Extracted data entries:
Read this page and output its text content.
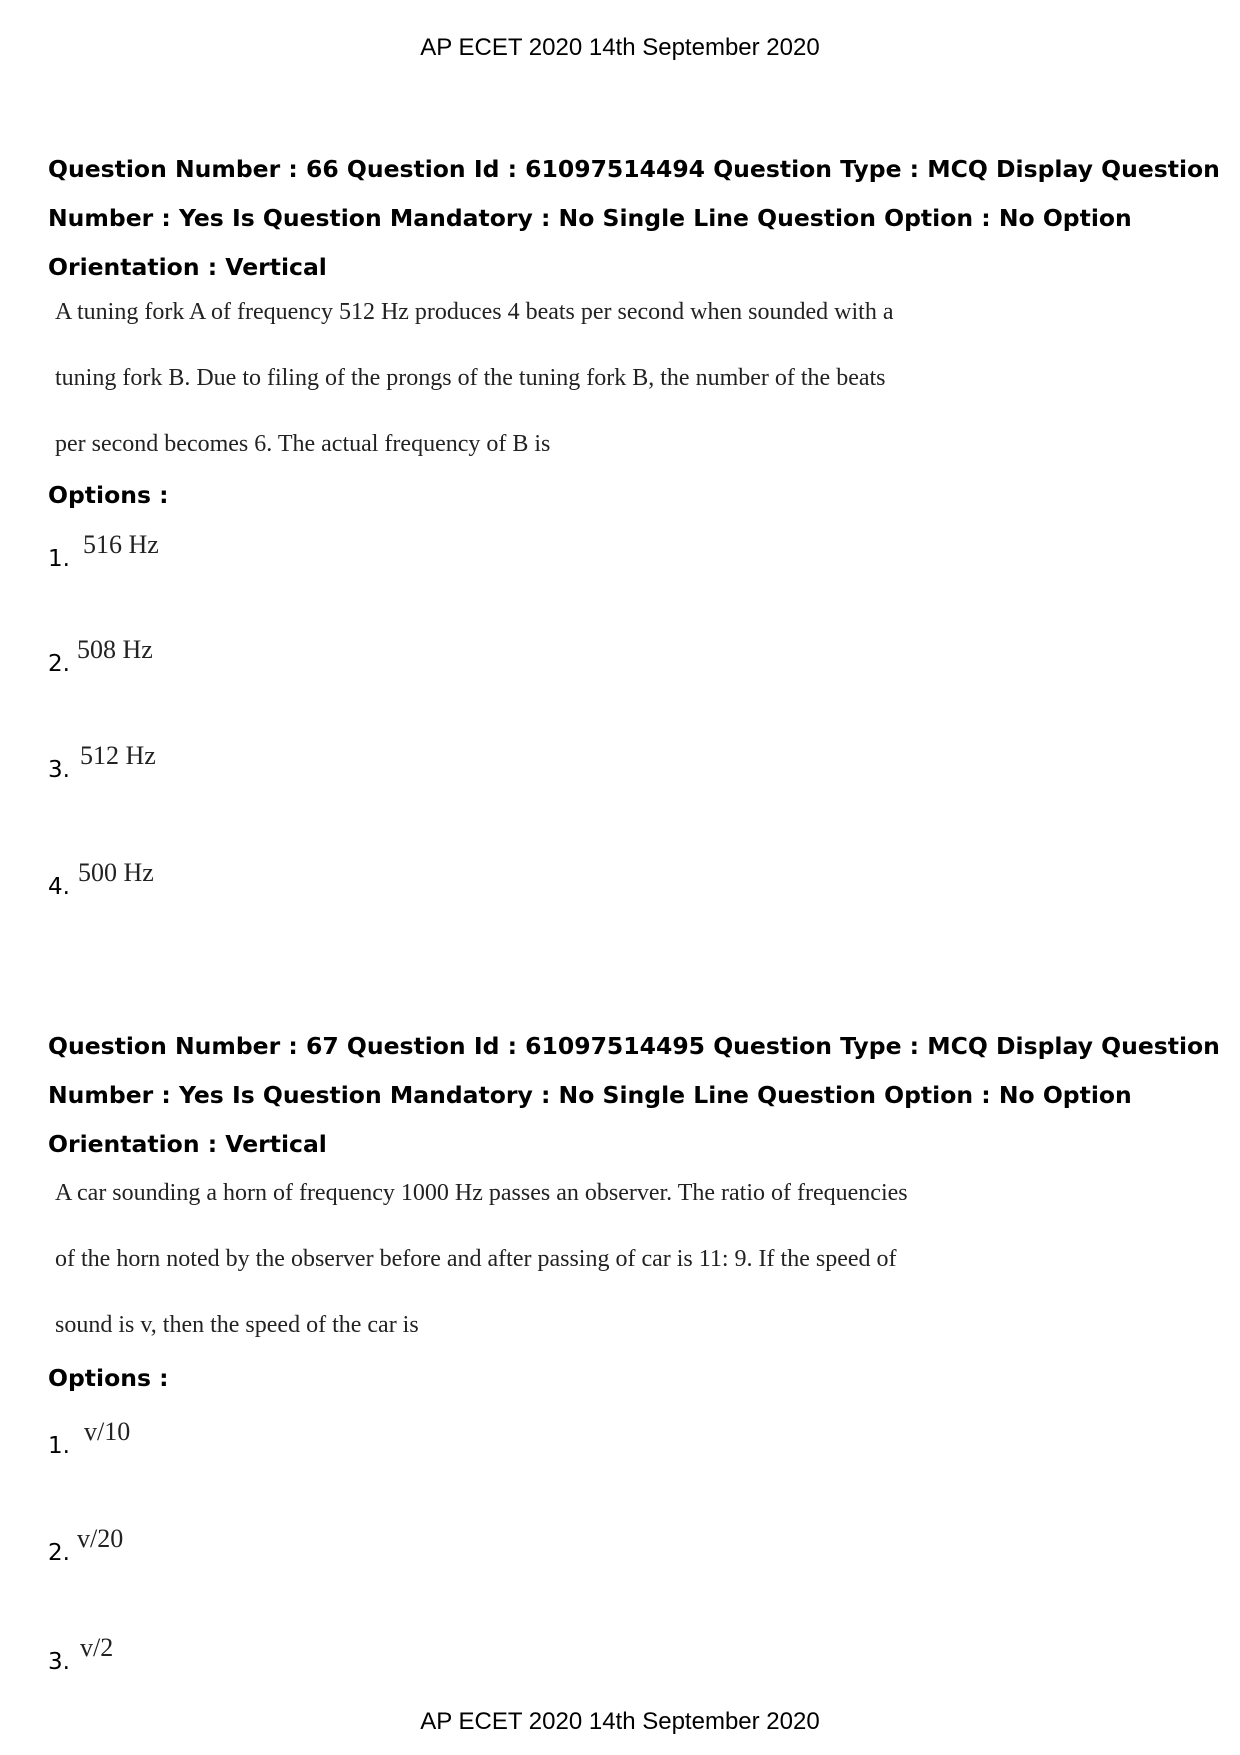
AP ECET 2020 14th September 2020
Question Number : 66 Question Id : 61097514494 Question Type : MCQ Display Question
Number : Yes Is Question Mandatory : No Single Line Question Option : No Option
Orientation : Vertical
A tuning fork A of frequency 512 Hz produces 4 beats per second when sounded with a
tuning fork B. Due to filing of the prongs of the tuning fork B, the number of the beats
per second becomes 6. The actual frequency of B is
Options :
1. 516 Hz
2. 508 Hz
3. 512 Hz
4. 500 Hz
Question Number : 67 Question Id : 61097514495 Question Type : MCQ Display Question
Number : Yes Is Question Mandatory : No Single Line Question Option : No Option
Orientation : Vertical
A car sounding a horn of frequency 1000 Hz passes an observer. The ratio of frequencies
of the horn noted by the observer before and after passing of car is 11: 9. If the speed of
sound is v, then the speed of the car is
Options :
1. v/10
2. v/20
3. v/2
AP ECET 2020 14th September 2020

● **Your goal**
With the pictures omitted, reproduce the records in full and exactly.

● **Full response**
Read this page and output its text content.
AP ECET 2020 14th September 2020
Question Number : 66 Question Id : 61097514494 Question Type : MCQ Display Question
Number : Yes Is Question Mandatory : No Single Line Question Option : No Option
Orientation : Vertical
A tuning fork A of frequency 512 Hz produces 4 beats per second when sounded with a
tuning fork B. Due to filing of the prongs of the tuning fork B, the number of the beats
per second becomes 6. The actual frequency of B is
Options :
1. 516 Hz
2. 508 Hz
3. 512 Hz
4. 500 Hz
Question Number : 67 Question Id : 61097514495 Question Type : MCQ Display Question
Number : Yes Is Question Mandatory : No Single Line Question Option : No Option
Orientation : Vertical
A car sounding a horn of frequency 1000 Hz passes an observer. The ratio of frequencies
of the horn noted by the observer before and after passing of car is 11: 9. If the speed of
sound is v, then the speed of the car is
Options :
1. v/10
2. v/20
3. v/2
AP ECET 2020 14th September 2020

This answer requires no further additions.